• **Work instructions**
Write out every record below exactly as it appears.

┌─ Data for this task

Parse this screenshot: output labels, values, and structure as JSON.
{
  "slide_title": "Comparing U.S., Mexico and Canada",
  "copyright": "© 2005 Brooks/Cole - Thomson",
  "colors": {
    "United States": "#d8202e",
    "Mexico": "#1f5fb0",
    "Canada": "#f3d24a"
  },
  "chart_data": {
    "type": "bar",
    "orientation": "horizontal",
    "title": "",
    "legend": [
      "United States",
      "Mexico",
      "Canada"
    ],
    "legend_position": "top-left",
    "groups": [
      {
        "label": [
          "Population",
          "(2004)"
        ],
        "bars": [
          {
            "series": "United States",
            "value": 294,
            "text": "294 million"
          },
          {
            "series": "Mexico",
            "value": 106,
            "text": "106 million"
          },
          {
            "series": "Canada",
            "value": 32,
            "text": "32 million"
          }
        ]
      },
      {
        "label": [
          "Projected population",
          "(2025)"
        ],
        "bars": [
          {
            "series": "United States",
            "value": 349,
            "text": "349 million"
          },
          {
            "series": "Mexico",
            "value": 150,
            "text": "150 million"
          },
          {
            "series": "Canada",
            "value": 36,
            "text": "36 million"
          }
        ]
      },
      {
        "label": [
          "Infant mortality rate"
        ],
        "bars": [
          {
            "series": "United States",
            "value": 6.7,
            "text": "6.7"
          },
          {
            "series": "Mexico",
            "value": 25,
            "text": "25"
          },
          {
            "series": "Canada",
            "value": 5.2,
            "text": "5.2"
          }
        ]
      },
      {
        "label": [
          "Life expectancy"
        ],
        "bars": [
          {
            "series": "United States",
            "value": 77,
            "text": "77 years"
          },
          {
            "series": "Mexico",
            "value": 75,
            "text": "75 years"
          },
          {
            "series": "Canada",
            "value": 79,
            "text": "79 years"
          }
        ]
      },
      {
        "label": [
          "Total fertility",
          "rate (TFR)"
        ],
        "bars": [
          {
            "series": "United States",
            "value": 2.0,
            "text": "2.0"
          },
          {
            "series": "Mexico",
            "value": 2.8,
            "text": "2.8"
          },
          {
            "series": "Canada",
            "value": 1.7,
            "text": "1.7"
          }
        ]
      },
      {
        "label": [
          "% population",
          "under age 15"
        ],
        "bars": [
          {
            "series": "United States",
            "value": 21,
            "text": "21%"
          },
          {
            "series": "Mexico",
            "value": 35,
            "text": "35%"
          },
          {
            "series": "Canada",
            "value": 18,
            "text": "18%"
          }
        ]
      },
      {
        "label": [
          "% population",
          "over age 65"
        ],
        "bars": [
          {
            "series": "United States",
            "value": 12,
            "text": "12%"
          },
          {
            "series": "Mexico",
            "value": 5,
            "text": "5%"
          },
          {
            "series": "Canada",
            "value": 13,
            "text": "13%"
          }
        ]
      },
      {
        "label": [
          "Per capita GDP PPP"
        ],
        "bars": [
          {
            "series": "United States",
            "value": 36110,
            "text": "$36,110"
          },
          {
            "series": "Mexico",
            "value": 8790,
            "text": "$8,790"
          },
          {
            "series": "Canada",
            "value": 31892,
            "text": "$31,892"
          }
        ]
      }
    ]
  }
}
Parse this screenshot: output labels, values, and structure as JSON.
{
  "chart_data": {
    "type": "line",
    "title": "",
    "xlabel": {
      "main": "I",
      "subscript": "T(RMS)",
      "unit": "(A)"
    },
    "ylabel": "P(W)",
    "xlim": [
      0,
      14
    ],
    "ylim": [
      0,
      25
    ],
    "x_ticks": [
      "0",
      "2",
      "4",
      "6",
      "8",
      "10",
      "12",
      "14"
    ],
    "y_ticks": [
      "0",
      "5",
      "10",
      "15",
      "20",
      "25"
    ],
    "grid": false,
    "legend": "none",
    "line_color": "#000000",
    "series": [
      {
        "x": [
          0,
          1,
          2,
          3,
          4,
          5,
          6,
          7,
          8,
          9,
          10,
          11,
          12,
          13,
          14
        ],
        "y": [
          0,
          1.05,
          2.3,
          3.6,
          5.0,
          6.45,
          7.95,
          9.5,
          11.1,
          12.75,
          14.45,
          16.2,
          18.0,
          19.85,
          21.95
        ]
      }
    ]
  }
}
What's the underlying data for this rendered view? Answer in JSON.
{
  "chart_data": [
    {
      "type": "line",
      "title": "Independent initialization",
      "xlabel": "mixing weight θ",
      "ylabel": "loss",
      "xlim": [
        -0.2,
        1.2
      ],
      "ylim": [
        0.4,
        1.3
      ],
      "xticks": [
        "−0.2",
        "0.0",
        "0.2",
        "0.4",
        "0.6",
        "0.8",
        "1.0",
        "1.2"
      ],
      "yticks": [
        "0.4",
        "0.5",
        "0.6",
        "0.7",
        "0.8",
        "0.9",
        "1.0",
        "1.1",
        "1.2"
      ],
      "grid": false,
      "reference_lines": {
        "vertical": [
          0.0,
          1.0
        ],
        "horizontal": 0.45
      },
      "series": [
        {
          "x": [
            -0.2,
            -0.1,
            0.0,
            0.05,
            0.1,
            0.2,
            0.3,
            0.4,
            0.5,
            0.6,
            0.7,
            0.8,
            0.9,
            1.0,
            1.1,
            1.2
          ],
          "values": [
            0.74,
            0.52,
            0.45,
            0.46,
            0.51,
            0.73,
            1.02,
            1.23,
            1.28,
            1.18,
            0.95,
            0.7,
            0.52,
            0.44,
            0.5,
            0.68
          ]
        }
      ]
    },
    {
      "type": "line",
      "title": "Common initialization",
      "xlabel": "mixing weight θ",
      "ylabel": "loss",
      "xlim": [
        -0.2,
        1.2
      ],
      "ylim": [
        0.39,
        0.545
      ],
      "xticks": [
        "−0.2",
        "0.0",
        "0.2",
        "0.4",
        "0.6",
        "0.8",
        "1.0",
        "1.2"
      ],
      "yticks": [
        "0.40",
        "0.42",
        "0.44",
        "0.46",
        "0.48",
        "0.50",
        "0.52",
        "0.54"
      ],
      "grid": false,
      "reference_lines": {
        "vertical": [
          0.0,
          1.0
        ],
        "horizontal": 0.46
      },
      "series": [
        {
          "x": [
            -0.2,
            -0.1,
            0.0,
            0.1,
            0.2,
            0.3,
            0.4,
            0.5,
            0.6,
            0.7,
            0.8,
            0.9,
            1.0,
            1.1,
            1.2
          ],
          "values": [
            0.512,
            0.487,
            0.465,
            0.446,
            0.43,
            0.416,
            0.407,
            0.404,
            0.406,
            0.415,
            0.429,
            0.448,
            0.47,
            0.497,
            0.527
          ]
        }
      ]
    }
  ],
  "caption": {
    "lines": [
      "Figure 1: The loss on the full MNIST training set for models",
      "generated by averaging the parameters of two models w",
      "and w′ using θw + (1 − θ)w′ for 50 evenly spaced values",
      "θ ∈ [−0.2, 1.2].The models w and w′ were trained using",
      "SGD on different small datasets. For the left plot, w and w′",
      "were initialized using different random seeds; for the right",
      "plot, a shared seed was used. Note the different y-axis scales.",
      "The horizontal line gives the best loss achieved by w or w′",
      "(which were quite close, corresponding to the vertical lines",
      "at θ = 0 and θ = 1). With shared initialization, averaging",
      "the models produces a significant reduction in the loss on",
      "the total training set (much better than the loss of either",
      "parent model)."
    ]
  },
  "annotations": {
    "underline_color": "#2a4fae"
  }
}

└─

• **Finished exercise**
Parse this screenshot: output labels, values, and structure as JSON.
{
  "slide_title": "Comparing U.S., Mexico and Canada",
  "copyright": "© 2005 Brooks/Cole - Thomson",
  "colors": {
    "United States": "#d8202e",
    "Mexico": "#1f5fb0",
    "Canada": "#f3d24a"
  },
  "chart_data": {
    "type": "bar",
    "orientation": "horizontal",
    "title": "",
    "legend": [
      "United States",
      "Mexico",
      "Canada"
    ],
    "legend_position": "top-left",
    "groups": [
      {
        "label": [
          "Population",
          "(2004)"
        ],
        "bars": [
          {
            "series": "United States",
            "value": 294,
            "text": "294 million"
          },
          {
            "series": "Mexico",
            "value": 106,
            "text": "106 million"
          },
          {
            "series": "Canada",
            "value": 32,
            "text": "32 million"
          }
        ]
      },
      {
        "label": [
          "Projected population",
          "(2025)"
        ],
        "bars": [
          {
            "series": "United States",
            "value": 349,
            "text": "349 million"
          },
          {
            "series": "Mexico",
            "value": 150,
            "text": "150 million"
          },
          {
            "series": "Canada",
            "value": 36,
            "text": "36 million"
          }
        ]
      },
      {
        "label": [
          "Infant mortality rate"
        ],
        "bars": [
          {
            "series": "United States",
            "value": 6.7,
            "text": "6.7"
          },
          {
            "series": "Mexico",
            "value": 25,
            "text": "25"
          },
          {
            "series": "Canada",
            "value": 5.2,
            "text": "5.2"
          }
        ]
      },
      {
        "label": [
          "Life expectancy"
        ],
        "bars": [
          {
            "series": "United States",
            "value": 77,
            "text": "77 years"
          },
          {
            "series": "Mexico",
            "value": 75,
            "text": "75 years"
          },
          {
            "series": "Canada",
            "value": 79,
            "text": "79 years"
          }
        ]
      },
      {
        "label": [
          "Total fertility",
          "rate (TFR)"
        ],
        "bars": [
          {
            "series": "United States",
            "value": 2.0,
            "text": "2.0"
          },
          {
            "series": "Mexico",
            "value": 2.8,
            "text": "2.8"
          },
          {
            "series": "Canada",
            "value": 1.7,
            "text": "1.7"
          }
        ]
      },
      {
        "label": [
          "% population",
          "under age 15"
        ],
        "bars": [
          {
            "series": "United States",
            "value": 21,
            "text": "21%"
          },
          {
            "series": "Mexico",
            "value": 35,
            "text": "35%"
          },
          {
            "series": "Canada",
            "value": 18,
            "text": "18%"
          }
        ]
      },
      {
        "label": [
          "% population",
          "over age 65"
        ],
        "bars": [
          {
            "series": "United States",
            "value": 12,
            "text": "12%"
          },
          {
            "series": "Mexico",
            "value": 5,
            "text": "5%"
          },
          {
            "series": "Canada",
            "value": 13,
            "text": "13%"
          }
        ]
      },
      {
        "label": [
          "Per capita GDP PPP"
        ],
        "bars": [
          {
            "series": "United States",
            "value": 36110,
            "text": "$36,110"
          },
          {
            "series": "Mexico",
            "value": 8790,
            "text": "$8,790"
          },
          {
            "series": "Canada",
            "value": 31892,
            "text": "$31,892"
          }
        ]
      }
    ]
  }
}
Parse this screenshot: output labels, values, and structure as JSON.
{
  "chart_data": {
    "type": "line",
    "title": "",
    "xlabel": {
      "main": "I",
      "subscript": "T(RMS)",
      "unit": "(A)"
    },
    "ylabel": "P(W)",
    "xlim": [
      0,
      14
    ],
    "ylim": [
      0,
      25
    ],
    "x_ticks": [
      "0",
      "2",
      "4",
      "6",
      "8",
      "10",
      "12",
      "14"
    ],
    "y_ticks": [
      "0",
      "5",
      "10",
      "15",
      "20",
      "25"
    ],
    "grid": false,
    "legend": "none",
    "line_color": "#000000",
    "series": [
      {
        "x": [
          0,
          1,
          2,
          3,
          4,
          5,
          6,
          7,
          8,
          9,
          10,
          11,
          12,
          13,
          14
        ],
        "y": [
          0,
          1.05,
          2.3,
          3.6,
          5.0,
          6.45,
          7.95,
          9.5,
          11.1,
          12.75,
          14.45,
          16.2,
          18.0,
          19.85,
          21.95
        ]
      }
    ]
  }
}
What's the underlying data for this rendered view? Answer in JSON.
{
  "chart_data": [
    {
      "type": "line",
      "title": "Independent initialization",
      "xlabel": "mixing weight θ",
      "ylabel": "loss",
      "xlim": [
        -0.2,
        1.2
      ],
      "ylim": [
        0.4,
        1.3
      ],
      "xticks": [
        "−0.2",
        "0.0",
        "0.2",
        "0.4",
        "0.6",
        "0.8",
        "1.0",
        "1.2"
      ],
      "yticks": [
        "0.4",
        "0.5",
        "0.6",
        "0.7",
        "0.8",
        "0.9",
        "1.0",
        "1.1",
        "1.2"
      ],
      "grid": false,
      "reference_lines": {
        "vertical": [
          0.0,
          1.0
        ],
        "horizontal": 0.45
      },
      "series": [
        {
          "x": [
            -0.2,
            -0.1,
            0.0,
            0.05,
            0.1,
            0.2,
            0.3,
            0.4,
            0.5,
            0.6,
            0.7,
            0.8,
            0.9,
            1.0,
            1.1,
            1.2
          ],
          "values": [
            0.74,
            0.52,
            0.45,
            0.46,
            0.51,
            0.73,
            1.02,
            1.23,
            1.28,
            1.18,
            0.95,
            0.7,
            0.52,
            0.44,
            0.5,
            0.68
          ]
        }
      ]
    },
    {
      "type": "line",
      "title": "Common initialization",
      "xlabel": "mixing weight θ",
      "ylabel": "loss",
      "xlim": [
        -0.2,
        1.2
      ],
      "ylim": [
        0.39,
        0.545
      ],
      "xticks": [
        "−0.2",
        "0.0",
        "0.2",
        "0.4",
        "0.6",
        "0.8",
        "1.0",
        "1.2"
      ],
      "yticks": [
        "0.40",
        "0.42",
        "0.44",
        "0.46",
        "0.48",
        "0.50",
        "0.52",
        "0.54"
      ],
      "grid": false,
      "reference_lines": {
        "vertical": [
          0.0,
          1.0
        ],
        "horizontal": 0.46
      },
      "series": [
        {
          "x": [
            -0.2,
            -0.1,
            0.0,
            0.1,
            0.2,
            0.3,
            0.4,
            0.5,
            0.6,
            0.7,
            0.8,
            0.9,
            1.0,
            1.1,
            1.2
          ],
          "values": [
            0.512,
            0.487,
            0.465,
            0.446,
            0.43,
            0.416,
            0.407,
            0.404,
            0.406,
            0.415,
            0.429,
            0.448,
            0.47,
            0.497,
            0.527
          ]
        }
      ]
    }
  ],
  "caption": {
    "lines": [
      "Figure 1: The loss on the full MNIST training set for models",
      "generated by averaging the parameters of two models w",
      "and w′ using θw + (1 − θ)w′ for 50 evenly spaced values",
      "θ ∈ [−0.2, 1.2].The models w and w′ were trained using",
      "SGD on different small datasets. For the left plot, w and w′",
      "were initialized using different random seeds; for the right",
      "plot, a shared seed was used. Note the different y-axis scales.",
      "The horizontal line gives the best loss achieved by w or w′",
      "(which were quite close, corresponding to the vertical lines",
      "at θ = 0 and θ = 1). With shared initialization, averaging",
      "the models produces a significant reduction in the loss on",
      "the total training set (much better than the loss of either",
      "parent model)."
    ]
  },
  "annotations": {
    "underline_color": "#2a4fae"
  }
}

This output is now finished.